▶ Work instructions: Write every entry out again exactly, please, and skip the pictures.

▶ Given data:
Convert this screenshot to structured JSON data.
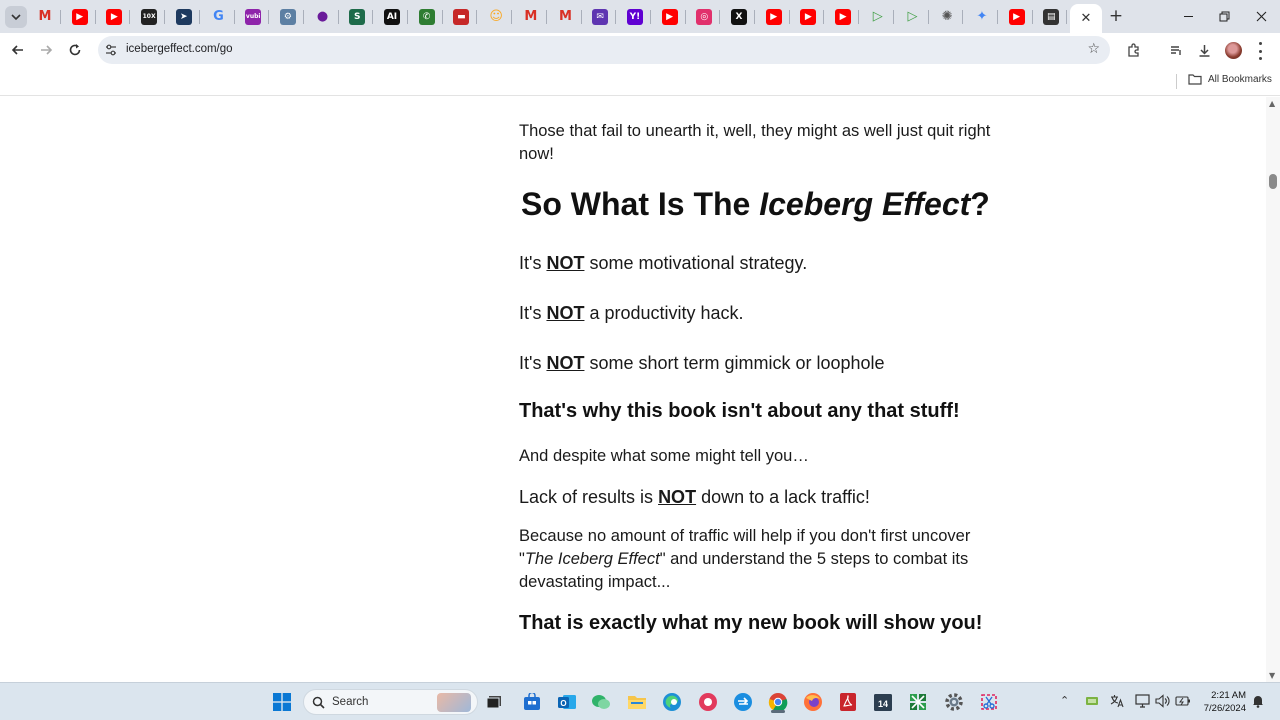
{
  "browser": {
    "address_url": "icebergeffect.com/go",
    "all_bookmarks_label": "All Bookmarks",
    "pinned_tabs": [
      {
        "icon": "gmail-icon",
        "glyph": "M",
        "color": "#d93025"
      },
      {
        "icon": "youtube-icon",
        "glyph": "▶",
        "color": "#ff0000"
      },
      {
        "icon": "youtube-icon",
        "glyph": "▶",
        "color": "#ff0000"
      },
      {
        "icon": "10x-icon",
        "glyph": "10X",
        "color": "#222222"
      },
      {
        "icon": "compass-icon",
        "glyph": "➤",
        "color": "#1e3a5f"
      },
      {
        "icon": "google-icon",
        "glyph": "G",
        "color": "#4285f4"
      },
      {
        "icon": "vubi-icon",
        "glyph": "vubi",
        "color": "#8e24aa"
      },
      {
        "icon": "robot-icon",
        "glyph": "⚙",
        "color": "#5c7fa3"
      },
      {
        "icon": "purple-circle-icon",
        "glyph": "●",
        "color": "#6a1b9a"
      },
      {
        "icon": "sheets-icon",
        "glyph": "S",
        "color": "#1e6b4a"
      },
      {
        "icon": "ai-icon",
        "glyph": "AI",
        "color": "#111111"
      },
      {
        "icon": "phone-icon",
        "glyph": "✆",
        "color": "#2e7d32"
      },
      {
        "icon": "red-box-icon",
        "glyph": "▬",
        "color": "#c62828"
      },
      {
        "icon": "emoji-icon",
        "glyph": "☺",
        "color": "#f9a825"
      },
      {
        "icon": "gmail-icon",
        "glyph": "M",
        "color": "#d93025"
      },
      {
        "icon": "gmail-icon",
        "glyph": "M",
        "color": "#d93025"
      },
      {
        "icon": "mail-icon",
        "glyph": "✉",
        "color": "#5e35b1"
      },
      {
        "icon": "yahoo-icon",
        "glyph": "Y!",
        "color": "#6001d2"
      },
      {
        "icon": "youtube-icon",
        "glyph": "▶",
        "color": "#ff0000"
      },
      {
        "icon": "instagram-icon",
        "glyph": "◎",
        "color": "#e1306c"
      },
      {
        "icon": "x-icon",
        "glyph": "X",
        "color": "#111111"
      },
      {
        "icon": "youtube-icon",
        "glyph": "▶",
        "color": "#ff0000"
      },
      {
        "icon": "youtube-icon",
        "glyph": "▶",
        "color": "#ff0000"
      },
      {
        "icon": "youtube-icon",
        "glyph": "▶",
        "color": "#ff0000"
      },
      {
        "icon": "play-green-icon",
        "glyph": "▷",
        "color": "#43a047"
      },
      {
        "icon": "play-green-icon",
        "glyph": "▷",
        "color": "#43a047"
      },
      {
        "icon": "openai-icon",
        "glyph": "✺",
        "color": "#555555"
      },
      {
        "icon": "gemini-icon",
        "glyph": "✦",
        "color": "#4285f4"
      },
      {
        "icon": "youtube-icon",
        "glyph": "▶",
        "color": "#ff0000"
      },
      {
        "icon": "newspaper-icon",
        "glyph": "▤",
        "color": "#333333"
      }
    ]
  },
  "page": {
    "intro": "Those that fail to unearth it, well, they might as well just quit right now!",
    "heading_prefix": "So What Is The ",
    "heading_emphasis": "Iceberg Effect",
    "heading_suffix": "?",
    "not_lines": [
      {
        "pre": "It's ",
        "not": "NOT",
        "post": " some motivational strategy."
      },
      {
        "pre": "It's ",
        "not": "NOT",
        "post": " a productivity hack."
      },
      {
        "pre": "It's ",
        "not": "NOT",
        "post": " some short term gimmick or loophole"
      }
    ],
    "subheading_1": "That's why this book isn't about any that stuff!",
    "despite": "And despite what some might tell you…",
    "lack_pre": "Lack of results is ",
    "lack_not": "NOT",
    "lack_post": " down to a lack traffic!",
    "because_1": "Because no amount of traffic will help if you don't first uncover",
    "because_quote_open": "\"",
    "because_emphasis": "The Iceberg Effect",
    "because_2": "\" and understand the 5 steps to combat its",
    "because_3": "devastating impact...",
    "subheading_2": "That is exactly what my new book will show you!"
  },
  "taskbar": {
    "search_label": "Search",
    "time": "2:21 AM",
    "date": "7/26/2024"
  }
}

▶ Result for this task:
Convert this screenshot to structured JSON data.
{
  "browser": {
    "address_url": "icebergeffect.com/go",
    "all_bookmarks_label": "All Bookmarks",
    "pinned_tabs": [
      {
        "icon": "gmail-icon",
        "glyph": "M",
        "color": "#d93025"
      },
      {
        "icon": "youtube-icon",
        "glyph": "▶",
        "color": "#ff0000"
      },
      {
        "icon": "youtube-icon",
        "glyph": "▶",
        "color": "#ff0000"
      },
      {
        "icon": "10x-icon",
        "glyph": "10X",
        "color": "#222222"
      },
      {
        "icon": "compass-icon",
        "glyph": "➤",
        "color": "#1e3a5f"
      },
      {
        "icon": "google-icon",
        "glyph": "G",
        "color": "#4285f4"
      },
      {
        "icon": "vubi-icon",
        "glyph": "vubi",
        "color": "#8e24aa"
      },
      {
        "icon": "robot-icon",
        "glyph": "⚙",
        "color": "#5c7fa3"
      },
      {
        "icon": "purple-circle-icon",
        "glyph": "●",
        "color": "#6a1b9a"
      },
      {
        "icon": "sheets-icon",
        "glyph": "S",
        "color": "#1e6b4a"
      },
      {
        "icon": "ai-icon",
        "glyph": "AI",
        "color": "#111111"
      },
      {
        "icon": "phone-icon",
        "glyph": "✆",
        "color": "#2e7d32"
      },
      {
        "icon": "red-box-icon",
        "glyph": "▬",
        "color": "#c62828"
      },
      {
        "icon": "emoji-icon",
        "glyph": "☺",
        "color": "#f9a825"
      },
      {
        "icon": "gmail-icon",
        "glyph": "M",
        "color": "#d93025"
      },
      {
        "icon": "gmail-icon",
        "glyph": "M",
        "color": "#d93025"
      },
      {
        "icon": "mail-icon",
        "glyph": "✉",
        "color": "#5e35b1"
      },
      {
        "icon": "yahoo-icon",
        "glyph": "Y!",
        "color": "#6001d2"
      },
      {
        "icon": "youtube-icon",
        "glyph": "▶",
        "color": "#ff0000"
      },
      {
        "icon": "instagram-icon",
        "glyph": "◎",
        "color": "#e1306c"
      },
      {
        "icon": "x-icon",
        "glyph": "X",
        "color": "#111111"
      },
      {
        "icon": "youtube-icon",
        "glyph": "▶",
        "color": "#ff0000"
      },
      {
        "icon": "youtube-icon",
        "glyph": "▶",
        "color": "#ff0000"
      },
      {
        "icon": "youtube-icon",
        "glyph": "▶",
        "color": "#ff0000"
      },
      {
        "icon": "play-green-icon",
        "glyph": "▷",
        "color": "#43a047"
      },
      {
        "icon": "play-green-icon",
        "glyph": "▷",
        "color": "#43a047"
      },
      {
        "icon": "openai-icon",
        "glyph": "✺",
        "color": "#555555"
      },
      {
        "icon": "gemini-icon",
        "glyph": "✦",
        "color": "#4285f4"
      },
      {
        "icon": "youtube-icon",
        "glyph": "▶",
        "color": "#ff0000"
      },
      {
        "icon": "newspaper-icon",
        "glyph": "▤",
        "color": "#333333"
      }
    ]
  },
  "page": {
    "intro": "Those that fail to unearth it, well, they might as well just quit right now!",
    "heading_prefix": "So What Is The ",
    "heading_emphasis": "Iceberg Effect",
    "heading_suffix": "?",
    "not_lines": [
      {
        "pre": "It's ",
        "not": "NOT",
        "post": " some motivational strategy."
      },
      {
        "pre": "It's ",
        "not": "NOT",
        "post": " a productivity hack."
      },
      {
        "pre": "It's ",
        "not": "NOT",
        "post": " some short term gimmick or loophole"
      }
    ],
    "subheading_1": "That's why this book isn't about any that stuff!",
    "despite": "And despite what some might tell you…",
    "lack_pre": "Lack of results is ",
    "lack_not": "NOT",
    "lack_post": " down to a lack traffic!",
    "because_1": "Because no amount of traffic will help if you don't first uncover",
    "because_quote_open": "\"",
    "because_emphasis": "The Iceberg Effect",
    "because_2": "\" and understand the 5 steps to combat its",
    "because_3": "devastating impact...",
    "subheading_2": "That is exactly what my new book will show you!"
  },
  "taskbar": {
    "search_label": "Search",
    "time": "2:21 AM",
    "date": "7/26/2024"
  }
}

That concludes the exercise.